═════ Data provided

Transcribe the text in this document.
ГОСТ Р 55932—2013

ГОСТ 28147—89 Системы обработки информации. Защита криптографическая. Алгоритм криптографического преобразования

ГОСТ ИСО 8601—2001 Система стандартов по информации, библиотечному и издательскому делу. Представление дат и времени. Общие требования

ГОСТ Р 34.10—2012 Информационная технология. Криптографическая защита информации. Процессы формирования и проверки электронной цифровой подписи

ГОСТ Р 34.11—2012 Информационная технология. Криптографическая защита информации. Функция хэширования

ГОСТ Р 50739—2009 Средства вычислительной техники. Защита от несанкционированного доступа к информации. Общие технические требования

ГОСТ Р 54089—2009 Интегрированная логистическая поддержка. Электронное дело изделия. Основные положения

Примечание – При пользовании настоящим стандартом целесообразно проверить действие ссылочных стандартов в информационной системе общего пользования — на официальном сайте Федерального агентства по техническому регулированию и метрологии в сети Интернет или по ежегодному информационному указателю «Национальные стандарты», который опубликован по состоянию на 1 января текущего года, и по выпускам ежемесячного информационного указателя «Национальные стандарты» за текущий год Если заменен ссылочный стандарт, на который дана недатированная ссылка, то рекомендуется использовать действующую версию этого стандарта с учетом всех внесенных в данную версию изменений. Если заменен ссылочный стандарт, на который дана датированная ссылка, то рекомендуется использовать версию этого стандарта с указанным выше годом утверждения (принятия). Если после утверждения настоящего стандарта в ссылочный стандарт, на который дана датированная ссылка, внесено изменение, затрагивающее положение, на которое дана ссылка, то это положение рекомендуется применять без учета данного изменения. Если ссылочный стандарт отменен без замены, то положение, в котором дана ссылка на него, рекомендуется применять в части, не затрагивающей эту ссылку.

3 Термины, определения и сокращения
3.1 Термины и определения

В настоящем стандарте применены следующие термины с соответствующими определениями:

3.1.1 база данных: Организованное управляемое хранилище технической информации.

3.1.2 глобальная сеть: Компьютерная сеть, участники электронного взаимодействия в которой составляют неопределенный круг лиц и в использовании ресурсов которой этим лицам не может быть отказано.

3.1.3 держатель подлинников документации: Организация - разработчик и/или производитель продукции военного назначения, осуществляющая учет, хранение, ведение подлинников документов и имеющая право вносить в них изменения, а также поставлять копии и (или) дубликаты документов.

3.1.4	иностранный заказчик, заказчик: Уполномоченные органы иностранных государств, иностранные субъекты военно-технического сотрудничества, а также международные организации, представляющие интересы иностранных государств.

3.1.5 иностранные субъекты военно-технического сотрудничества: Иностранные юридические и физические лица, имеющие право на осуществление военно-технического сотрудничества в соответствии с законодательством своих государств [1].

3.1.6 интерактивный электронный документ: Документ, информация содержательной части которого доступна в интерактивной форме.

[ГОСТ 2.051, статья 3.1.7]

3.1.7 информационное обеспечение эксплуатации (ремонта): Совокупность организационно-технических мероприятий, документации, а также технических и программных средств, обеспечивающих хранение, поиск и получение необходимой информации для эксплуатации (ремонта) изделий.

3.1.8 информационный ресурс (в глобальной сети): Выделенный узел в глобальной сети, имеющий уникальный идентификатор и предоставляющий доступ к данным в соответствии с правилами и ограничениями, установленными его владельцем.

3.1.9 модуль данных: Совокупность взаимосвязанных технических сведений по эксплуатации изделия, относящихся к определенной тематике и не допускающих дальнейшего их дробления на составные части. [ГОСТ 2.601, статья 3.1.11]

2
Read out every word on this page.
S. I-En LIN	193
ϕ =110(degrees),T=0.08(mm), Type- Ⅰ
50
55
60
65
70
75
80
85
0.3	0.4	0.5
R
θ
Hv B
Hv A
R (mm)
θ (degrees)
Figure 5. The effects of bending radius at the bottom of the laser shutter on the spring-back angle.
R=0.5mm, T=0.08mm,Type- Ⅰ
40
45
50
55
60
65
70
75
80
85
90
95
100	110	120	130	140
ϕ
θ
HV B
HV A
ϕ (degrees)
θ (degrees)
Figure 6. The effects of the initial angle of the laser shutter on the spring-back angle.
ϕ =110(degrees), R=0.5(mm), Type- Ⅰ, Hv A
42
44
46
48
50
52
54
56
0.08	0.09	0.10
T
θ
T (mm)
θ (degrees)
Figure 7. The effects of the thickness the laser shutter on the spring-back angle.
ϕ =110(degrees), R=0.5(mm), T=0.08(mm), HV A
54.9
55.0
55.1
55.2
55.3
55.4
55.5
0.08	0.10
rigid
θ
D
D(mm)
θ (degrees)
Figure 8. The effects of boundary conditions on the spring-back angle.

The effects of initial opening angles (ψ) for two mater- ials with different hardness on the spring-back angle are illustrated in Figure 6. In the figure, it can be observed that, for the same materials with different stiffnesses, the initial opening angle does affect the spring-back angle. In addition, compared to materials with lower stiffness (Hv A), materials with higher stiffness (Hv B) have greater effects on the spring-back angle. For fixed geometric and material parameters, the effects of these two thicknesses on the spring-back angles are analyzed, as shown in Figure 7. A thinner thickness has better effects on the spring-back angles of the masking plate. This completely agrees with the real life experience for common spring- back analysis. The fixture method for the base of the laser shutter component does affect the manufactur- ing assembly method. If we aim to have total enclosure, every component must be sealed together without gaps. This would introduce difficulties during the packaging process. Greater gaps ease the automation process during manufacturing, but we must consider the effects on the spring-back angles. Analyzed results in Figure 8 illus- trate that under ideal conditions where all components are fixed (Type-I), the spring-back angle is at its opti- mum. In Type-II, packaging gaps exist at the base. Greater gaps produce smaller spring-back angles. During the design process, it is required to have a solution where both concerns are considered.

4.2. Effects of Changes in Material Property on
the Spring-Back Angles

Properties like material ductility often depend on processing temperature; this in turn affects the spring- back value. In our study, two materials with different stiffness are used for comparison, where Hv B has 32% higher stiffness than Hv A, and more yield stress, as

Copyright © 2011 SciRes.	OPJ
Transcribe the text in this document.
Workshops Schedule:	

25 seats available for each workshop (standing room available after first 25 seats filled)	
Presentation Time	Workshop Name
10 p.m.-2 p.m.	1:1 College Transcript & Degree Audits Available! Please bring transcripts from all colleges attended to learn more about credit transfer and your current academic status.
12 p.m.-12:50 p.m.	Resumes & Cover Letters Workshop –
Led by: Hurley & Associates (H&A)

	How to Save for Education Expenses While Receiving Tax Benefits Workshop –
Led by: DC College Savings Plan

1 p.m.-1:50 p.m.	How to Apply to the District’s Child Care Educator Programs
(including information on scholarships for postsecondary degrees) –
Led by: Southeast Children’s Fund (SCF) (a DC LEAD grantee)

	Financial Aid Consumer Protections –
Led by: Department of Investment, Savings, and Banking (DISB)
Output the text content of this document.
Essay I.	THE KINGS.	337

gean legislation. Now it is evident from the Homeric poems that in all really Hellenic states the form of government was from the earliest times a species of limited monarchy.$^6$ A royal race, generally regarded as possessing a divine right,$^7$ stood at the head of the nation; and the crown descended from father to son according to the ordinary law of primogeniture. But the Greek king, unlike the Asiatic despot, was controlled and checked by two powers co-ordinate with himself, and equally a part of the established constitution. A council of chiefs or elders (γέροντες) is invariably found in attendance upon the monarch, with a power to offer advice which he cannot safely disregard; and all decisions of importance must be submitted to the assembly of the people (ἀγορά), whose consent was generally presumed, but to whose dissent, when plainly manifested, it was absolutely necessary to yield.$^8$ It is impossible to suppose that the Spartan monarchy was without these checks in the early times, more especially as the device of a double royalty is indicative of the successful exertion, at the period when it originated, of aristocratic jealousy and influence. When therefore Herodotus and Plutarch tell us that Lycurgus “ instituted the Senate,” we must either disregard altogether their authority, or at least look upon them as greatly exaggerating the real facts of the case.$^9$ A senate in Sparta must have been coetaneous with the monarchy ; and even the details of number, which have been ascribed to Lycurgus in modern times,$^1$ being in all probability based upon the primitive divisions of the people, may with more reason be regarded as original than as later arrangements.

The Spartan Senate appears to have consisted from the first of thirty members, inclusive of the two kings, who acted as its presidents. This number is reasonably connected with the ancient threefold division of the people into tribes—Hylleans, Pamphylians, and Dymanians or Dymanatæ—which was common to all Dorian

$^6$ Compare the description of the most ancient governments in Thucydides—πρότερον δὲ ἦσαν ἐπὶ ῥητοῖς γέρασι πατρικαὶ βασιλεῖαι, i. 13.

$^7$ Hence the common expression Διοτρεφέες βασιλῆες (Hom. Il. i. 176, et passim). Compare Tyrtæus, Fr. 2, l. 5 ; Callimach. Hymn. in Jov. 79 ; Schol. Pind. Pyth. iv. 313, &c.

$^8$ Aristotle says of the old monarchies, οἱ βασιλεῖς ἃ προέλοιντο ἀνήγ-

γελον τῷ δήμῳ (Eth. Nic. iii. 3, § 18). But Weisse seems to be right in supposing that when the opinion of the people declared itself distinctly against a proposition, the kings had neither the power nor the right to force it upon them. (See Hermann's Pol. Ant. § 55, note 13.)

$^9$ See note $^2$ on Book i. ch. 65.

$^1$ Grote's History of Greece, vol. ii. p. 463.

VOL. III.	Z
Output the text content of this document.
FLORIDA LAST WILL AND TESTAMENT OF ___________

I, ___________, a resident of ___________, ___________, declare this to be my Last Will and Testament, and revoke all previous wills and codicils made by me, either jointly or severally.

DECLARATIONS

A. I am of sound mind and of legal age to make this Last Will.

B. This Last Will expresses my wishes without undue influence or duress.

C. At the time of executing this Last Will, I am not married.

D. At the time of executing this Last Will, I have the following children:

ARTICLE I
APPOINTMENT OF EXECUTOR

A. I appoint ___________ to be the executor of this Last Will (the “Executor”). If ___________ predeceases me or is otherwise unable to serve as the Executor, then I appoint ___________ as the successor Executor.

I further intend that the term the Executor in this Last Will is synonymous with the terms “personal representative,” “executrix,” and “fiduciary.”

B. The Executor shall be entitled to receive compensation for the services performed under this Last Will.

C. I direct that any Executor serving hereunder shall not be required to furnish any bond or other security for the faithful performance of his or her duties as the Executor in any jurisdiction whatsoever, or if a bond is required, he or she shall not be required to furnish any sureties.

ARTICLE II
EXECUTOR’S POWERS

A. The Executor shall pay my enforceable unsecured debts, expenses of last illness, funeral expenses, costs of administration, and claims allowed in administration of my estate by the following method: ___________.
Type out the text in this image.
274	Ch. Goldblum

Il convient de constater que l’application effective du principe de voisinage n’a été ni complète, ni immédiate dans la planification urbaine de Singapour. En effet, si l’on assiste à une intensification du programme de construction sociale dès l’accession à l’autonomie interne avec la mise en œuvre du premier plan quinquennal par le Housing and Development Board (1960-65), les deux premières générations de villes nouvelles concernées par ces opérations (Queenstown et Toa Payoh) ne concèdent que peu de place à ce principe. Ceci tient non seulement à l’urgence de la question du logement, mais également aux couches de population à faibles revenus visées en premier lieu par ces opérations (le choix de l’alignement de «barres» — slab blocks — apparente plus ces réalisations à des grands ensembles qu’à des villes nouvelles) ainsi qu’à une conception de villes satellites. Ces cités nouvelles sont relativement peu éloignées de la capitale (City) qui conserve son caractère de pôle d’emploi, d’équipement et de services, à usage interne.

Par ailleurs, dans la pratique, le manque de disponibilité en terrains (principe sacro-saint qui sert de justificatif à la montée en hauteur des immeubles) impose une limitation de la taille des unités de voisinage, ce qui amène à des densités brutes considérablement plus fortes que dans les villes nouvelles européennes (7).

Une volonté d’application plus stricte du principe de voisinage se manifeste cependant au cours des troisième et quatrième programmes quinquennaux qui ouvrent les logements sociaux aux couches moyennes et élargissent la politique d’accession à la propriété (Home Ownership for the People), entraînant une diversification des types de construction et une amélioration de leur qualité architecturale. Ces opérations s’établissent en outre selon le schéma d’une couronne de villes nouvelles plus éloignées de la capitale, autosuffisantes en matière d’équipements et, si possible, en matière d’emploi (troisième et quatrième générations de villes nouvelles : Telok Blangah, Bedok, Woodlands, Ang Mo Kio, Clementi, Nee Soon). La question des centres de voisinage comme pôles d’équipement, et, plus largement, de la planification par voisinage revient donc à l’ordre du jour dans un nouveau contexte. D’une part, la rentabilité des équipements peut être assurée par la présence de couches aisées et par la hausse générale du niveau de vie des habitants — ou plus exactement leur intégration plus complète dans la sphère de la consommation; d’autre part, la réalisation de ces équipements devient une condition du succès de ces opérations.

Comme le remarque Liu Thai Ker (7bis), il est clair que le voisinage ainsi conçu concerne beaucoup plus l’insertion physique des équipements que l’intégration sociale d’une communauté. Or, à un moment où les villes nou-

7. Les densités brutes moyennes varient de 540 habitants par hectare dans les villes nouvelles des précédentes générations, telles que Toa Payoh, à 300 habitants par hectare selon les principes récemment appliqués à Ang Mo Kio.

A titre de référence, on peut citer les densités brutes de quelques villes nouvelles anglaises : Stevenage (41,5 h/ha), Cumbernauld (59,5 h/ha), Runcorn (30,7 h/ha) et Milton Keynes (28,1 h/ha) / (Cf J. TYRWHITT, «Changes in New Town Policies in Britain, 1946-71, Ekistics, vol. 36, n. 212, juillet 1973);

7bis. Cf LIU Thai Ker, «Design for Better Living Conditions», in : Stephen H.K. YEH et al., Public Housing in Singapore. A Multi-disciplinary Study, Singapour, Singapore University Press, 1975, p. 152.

══════════

## Prompt
Using the material above, copy every line in which the string "данных" occurs.

## Right answer
3.1.1 база данных: Организованное управляемое хранилище технической информации.
3.1.9 модуль данных: Совокупность взаимосвязанных технических сведений по эксплуатации изделия, относящихся к определенной тематике и не допускающих дальнейшего их дробления на составные части. [ГОСТ 2.601, статья 3.1.11]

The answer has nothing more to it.